§ Task details:
Transcribe the full listing exactly, and drop every picture.

Excerpts from a figure dataset:
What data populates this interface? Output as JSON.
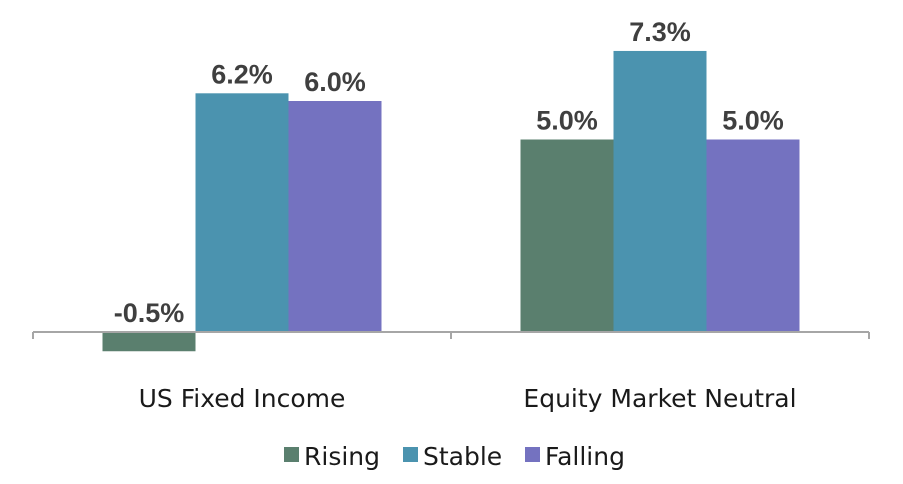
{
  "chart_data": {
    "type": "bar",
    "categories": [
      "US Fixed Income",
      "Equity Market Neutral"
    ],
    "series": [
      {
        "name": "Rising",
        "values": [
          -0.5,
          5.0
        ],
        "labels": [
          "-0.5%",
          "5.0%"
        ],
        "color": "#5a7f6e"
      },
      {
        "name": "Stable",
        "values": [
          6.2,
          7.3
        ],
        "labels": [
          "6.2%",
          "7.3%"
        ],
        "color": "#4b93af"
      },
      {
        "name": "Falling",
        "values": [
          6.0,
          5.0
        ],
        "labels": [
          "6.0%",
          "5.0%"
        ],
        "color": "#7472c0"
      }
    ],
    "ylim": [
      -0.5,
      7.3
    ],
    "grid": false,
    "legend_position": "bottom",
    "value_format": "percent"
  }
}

§ Task solution:
What data populates this interface? Output as JSON.
{
  "chart_data": {
    "type": "bar",
    "categories": [
      "US Fixed Income",
      "Equity Market Neutral"
    ],
    "series": [
      {
        "name": "Rising",
        "values": [
          -0.5,
          5.0
        ],
        "labels": [
          "-0.5%",
          "5.0%"
        ],
        "color": "#5a7f6e"
      },
      {
        "name": "Stable",
        "values": [
          6.2,
          7.3
        ],
        "labels": [
          "6.2%",
          "7.3%"
        ],
        "color": "#4b93af"
      },
      {
        "name": "Falling",
        "values": [
          6.0,
          5.0
        ],
        "labels": [
          "6.0%",
          "5.0%"
        ],
        "color": "#7472c0"
      }
    ],
    "ylim": [
      -0.5,
      7.3
    ],
    "grid": false,
    "legend_position": "bottom",
    "value_format": "percent"
  }
}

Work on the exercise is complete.